— START OF Material provided —

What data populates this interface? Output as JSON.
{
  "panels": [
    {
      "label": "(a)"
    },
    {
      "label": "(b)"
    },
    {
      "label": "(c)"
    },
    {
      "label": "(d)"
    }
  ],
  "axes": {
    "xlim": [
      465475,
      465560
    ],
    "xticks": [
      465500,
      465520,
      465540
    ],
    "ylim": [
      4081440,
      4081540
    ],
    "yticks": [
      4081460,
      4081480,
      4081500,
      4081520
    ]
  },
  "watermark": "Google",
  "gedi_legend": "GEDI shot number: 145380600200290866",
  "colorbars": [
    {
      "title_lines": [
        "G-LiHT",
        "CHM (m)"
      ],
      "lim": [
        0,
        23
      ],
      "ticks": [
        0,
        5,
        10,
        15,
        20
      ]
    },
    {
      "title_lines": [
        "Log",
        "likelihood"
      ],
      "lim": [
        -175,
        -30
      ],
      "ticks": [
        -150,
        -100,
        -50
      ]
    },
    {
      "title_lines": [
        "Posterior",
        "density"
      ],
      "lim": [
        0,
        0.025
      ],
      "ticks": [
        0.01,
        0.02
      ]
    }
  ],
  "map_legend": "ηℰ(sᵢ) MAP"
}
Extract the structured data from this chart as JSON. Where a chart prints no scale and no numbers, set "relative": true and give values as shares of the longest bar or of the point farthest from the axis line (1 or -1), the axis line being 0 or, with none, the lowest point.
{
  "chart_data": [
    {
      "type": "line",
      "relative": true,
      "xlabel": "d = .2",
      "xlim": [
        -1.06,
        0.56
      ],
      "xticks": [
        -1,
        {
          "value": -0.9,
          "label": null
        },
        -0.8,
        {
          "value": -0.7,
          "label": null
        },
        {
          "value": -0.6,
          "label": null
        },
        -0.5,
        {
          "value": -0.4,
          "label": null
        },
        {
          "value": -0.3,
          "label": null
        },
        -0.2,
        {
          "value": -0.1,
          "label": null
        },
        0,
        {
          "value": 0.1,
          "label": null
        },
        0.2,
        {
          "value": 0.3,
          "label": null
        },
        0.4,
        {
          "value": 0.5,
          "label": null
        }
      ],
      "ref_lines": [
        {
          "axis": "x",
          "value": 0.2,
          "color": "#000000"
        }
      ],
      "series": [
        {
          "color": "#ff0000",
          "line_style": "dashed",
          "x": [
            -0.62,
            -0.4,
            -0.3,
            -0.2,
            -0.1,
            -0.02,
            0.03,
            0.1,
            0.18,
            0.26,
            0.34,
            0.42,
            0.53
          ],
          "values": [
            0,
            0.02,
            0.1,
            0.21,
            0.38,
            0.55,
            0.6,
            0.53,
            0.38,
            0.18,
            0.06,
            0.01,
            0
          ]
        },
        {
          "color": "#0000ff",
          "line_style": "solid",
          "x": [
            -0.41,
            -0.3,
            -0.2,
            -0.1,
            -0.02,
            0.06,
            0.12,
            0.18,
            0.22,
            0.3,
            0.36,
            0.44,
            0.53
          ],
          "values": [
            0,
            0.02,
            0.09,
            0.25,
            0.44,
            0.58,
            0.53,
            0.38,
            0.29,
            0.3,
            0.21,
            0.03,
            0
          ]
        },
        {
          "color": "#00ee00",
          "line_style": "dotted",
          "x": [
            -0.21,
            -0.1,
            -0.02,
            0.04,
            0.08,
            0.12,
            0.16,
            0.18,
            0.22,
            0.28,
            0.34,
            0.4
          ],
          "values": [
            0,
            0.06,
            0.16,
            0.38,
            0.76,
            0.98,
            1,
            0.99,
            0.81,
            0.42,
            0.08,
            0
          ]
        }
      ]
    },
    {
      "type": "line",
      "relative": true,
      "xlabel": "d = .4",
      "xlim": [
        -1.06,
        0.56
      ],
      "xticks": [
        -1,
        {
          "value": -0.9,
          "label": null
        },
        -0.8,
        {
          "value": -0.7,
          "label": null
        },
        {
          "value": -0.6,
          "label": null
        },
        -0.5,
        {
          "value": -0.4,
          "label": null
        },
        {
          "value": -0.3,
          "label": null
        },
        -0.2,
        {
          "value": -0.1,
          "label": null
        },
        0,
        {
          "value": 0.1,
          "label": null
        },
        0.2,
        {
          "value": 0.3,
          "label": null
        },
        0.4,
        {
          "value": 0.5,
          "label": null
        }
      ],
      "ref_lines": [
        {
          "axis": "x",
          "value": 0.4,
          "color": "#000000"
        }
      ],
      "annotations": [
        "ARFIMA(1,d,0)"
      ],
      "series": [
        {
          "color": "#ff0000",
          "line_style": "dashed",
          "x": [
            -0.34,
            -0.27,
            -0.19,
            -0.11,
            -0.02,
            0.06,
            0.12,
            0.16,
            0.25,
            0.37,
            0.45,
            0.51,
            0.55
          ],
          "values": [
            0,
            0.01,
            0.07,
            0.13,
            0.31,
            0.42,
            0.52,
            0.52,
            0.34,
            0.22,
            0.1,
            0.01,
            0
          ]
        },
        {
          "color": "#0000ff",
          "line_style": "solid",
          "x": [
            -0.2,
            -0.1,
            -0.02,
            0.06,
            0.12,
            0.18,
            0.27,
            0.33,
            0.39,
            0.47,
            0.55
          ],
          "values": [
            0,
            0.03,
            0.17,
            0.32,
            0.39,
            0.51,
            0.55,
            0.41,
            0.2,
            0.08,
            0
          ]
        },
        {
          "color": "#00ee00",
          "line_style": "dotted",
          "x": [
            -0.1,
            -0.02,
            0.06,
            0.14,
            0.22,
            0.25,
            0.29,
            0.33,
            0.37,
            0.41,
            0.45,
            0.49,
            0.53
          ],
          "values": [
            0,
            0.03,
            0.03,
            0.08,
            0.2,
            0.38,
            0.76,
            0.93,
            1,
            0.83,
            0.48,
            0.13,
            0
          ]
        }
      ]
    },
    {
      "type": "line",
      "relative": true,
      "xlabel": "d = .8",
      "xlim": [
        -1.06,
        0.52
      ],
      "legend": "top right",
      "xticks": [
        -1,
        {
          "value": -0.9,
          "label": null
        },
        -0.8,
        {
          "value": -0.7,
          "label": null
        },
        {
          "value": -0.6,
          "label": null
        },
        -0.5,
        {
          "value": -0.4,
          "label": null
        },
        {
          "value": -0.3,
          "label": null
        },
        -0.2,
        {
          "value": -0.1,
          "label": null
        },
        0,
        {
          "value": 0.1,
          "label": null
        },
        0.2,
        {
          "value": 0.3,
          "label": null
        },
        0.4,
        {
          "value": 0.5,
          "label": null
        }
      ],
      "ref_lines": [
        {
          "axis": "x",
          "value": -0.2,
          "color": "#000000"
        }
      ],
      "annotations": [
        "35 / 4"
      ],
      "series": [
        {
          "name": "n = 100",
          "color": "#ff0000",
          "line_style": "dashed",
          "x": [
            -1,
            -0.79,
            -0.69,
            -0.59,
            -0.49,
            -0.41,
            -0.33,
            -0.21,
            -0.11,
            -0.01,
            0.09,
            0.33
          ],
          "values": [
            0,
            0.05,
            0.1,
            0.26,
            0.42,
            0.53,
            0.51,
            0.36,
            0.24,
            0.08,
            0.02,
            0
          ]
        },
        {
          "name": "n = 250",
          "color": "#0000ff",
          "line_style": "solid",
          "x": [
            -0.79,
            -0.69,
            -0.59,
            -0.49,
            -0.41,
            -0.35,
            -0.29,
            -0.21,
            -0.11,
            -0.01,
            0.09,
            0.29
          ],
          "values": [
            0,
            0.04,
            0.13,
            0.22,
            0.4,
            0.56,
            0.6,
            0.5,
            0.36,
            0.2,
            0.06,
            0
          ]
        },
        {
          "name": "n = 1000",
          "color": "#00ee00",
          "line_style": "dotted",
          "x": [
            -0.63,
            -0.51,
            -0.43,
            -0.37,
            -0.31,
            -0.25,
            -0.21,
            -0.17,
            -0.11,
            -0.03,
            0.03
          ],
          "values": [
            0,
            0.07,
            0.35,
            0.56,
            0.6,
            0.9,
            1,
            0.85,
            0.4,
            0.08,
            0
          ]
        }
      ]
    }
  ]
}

— END OF Material provided —

- [Exercise details]:
Scan the records for the string "JSON". Copy each line in which it appears.

- [Task response]:
What data populates this interface? Output as JSON.
Extract the structured data from this chart as JSON. Where a chart prints no scale and no numbers, set "relative": true and give values as shares of the longest bar or of the point farthest from the axis line (1 or -1), the axis line being 0 or, with none, the lowest point.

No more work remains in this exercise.